WRITTEN REQUEST »
Return the lines below that carry the word "الطبية".

MATERIAL FOR THIS EXERCISE »
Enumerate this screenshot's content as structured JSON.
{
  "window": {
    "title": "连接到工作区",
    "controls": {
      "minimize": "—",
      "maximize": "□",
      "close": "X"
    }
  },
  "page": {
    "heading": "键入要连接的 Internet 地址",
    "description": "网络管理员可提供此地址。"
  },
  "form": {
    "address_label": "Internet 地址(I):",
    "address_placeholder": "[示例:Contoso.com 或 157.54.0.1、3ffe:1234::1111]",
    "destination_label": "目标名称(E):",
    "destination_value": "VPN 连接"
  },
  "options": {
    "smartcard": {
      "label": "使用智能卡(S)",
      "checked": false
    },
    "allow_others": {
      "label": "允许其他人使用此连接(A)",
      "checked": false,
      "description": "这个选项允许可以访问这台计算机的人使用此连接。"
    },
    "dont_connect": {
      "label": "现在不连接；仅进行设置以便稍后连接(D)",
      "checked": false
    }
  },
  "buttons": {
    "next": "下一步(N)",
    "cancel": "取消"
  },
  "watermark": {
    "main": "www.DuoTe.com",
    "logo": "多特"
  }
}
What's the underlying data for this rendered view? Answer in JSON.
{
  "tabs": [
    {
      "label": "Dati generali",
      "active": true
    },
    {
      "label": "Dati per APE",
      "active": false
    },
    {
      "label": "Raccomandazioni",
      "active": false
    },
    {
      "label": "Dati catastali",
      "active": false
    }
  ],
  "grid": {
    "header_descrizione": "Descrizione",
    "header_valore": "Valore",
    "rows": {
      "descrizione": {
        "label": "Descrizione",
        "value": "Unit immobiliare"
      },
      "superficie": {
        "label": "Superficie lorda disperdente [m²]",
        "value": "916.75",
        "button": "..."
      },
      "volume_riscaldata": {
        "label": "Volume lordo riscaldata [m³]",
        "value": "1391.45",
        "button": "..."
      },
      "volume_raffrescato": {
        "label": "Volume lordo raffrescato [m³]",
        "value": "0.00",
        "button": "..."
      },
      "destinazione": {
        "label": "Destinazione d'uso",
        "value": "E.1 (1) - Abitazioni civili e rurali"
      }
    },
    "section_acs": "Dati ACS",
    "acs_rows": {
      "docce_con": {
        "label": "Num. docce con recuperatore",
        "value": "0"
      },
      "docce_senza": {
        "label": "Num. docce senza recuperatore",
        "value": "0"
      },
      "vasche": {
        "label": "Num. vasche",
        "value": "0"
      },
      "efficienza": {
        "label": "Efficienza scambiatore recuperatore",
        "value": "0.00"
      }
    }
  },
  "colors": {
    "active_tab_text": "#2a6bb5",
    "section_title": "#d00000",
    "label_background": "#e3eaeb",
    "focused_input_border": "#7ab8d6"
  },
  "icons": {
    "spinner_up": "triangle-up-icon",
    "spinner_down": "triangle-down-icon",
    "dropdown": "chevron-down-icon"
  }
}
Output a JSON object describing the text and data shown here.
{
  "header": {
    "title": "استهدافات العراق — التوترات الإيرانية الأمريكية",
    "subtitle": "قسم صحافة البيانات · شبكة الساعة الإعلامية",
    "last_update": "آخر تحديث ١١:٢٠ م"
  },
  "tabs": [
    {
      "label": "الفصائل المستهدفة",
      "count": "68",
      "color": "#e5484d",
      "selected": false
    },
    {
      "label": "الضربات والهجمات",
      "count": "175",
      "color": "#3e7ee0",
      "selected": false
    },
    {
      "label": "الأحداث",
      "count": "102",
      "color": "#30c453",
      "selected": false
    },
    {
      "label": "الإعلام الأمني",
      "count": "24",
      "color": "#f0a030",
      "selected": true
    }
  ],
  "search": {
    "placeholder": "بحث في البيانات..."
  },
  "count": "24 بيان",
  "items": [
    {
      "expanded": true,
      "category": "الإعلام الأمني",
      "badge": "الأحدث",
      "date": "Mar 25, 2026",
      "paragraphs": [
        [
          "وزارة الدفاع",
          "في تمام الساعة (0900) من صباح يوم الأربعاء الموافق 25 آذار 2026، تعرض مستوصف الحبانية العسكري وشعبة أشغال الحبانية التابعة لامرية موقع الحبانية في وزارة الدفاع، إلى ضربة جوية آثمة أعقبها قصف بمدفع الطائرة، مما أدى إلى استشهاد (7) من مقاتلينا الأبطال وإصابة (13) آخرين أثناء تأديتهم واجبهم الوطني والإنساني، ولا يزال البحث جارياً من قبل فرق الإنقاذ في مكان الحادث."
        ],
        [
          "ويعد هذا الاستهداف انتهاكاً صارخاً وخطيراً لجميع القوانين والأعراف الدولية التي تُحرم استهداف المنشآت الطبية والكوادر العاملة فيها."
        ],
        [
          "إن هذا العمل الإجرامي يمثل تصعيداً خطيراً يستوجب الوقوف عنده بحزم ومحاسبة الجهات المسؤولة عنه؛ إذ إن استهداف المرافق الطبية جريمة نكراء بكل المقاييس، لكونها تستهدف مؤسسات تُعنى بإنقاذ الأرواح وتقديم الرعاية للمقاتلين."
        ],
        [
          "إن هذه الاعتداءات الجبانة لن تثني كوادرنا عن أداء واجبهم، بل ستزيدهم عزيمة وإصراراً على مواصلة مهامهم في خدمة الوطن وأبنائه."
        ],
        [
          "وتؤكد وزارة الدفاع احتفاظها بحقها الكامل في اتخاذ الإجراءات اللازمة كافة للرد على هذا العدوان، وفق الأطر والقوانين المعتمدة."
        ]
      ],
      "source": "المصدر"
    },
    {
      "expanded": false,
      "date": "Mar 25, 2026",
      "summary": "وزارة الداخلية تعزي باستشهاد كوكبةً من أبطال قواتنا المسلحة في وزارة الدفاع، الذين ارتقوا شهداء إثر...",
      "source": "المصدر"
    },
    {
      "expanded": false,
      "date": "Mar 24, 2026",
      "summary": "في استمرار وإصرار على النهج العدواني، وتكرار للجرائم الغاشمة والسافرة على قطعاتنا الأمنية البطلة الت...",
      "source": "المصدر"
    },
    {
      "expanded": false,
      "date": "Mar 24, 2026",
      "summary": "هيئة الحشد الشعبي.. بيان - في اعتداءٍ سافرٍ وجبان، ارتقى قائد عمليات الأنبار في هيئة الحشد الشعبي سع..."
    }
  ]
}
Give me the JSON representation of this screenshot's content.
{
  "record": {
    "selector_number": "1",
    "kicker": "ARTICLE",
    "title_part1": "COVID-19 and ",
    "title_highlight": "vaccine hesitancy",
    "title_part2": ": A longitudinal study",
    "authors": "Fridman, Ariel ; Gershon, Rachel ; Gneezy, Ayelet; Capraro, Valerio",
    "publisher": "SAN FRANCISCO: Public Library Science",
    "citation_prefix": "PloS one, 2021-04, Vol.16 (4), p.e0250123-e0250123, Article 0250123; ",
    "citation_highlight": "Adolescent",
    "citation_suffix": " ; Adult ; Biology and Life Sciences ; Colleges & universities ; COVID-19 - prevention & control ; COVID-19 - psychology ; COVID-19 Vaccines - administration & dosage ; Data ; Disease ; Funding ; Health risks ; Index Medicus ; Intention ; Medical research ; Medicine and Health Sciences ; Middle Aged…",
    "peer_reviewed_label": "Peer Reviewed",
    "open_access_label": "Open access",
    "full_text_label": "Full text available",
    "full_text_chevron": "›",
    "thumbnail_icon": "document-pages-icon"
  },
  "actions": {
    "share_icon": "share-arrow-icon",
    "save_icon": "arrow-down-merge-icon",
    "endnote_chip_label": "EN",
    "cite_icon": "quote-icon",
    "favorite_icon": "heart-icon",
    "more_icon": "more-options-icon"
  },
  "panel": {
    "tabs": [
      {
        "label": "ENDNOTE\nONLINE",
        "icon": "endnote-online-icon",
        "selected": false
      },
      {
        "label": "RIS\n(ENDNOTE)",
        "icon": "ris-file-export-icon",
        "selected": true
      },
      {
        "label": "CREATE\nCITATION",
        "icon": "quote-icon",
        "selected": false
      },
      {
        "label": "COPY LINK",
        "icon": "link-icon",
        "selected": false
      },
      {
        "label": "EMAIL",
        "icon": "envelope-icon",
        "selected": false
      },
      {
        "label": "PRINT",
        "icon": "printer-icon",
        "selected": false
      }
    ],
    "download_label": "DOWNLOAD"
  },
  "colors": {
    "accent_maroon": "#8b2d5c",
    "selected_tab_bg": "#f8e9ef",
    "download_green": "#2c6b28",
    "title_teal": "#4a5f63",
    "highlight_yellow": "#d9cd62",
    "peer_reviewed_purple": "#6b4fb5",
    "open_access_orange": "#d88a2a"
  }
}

RESULT FOR THIS TASK »
          "ويعد هذا الاستهداف انتهاكاً صارخاً وخطيراً لجميع القوانين والأعراف الدولية التي تُحرم استهداف المنشآت الطبية والكوادر العاملة فيها."
          "إن هذا العمل الإجرامي يمثل تصعيداً خطيراً يستوجب الوقوف عنده بحزم ومحاسبة الجهات المسؤولة عنه؛ إذ إن استهداف المرافق الطبية جريمة نكراء بكل المقاييس، لكونها تستهدف مؤسسات تُعنى بإنقاذ الأرواح وتقديم الرعاية للمقاتلين."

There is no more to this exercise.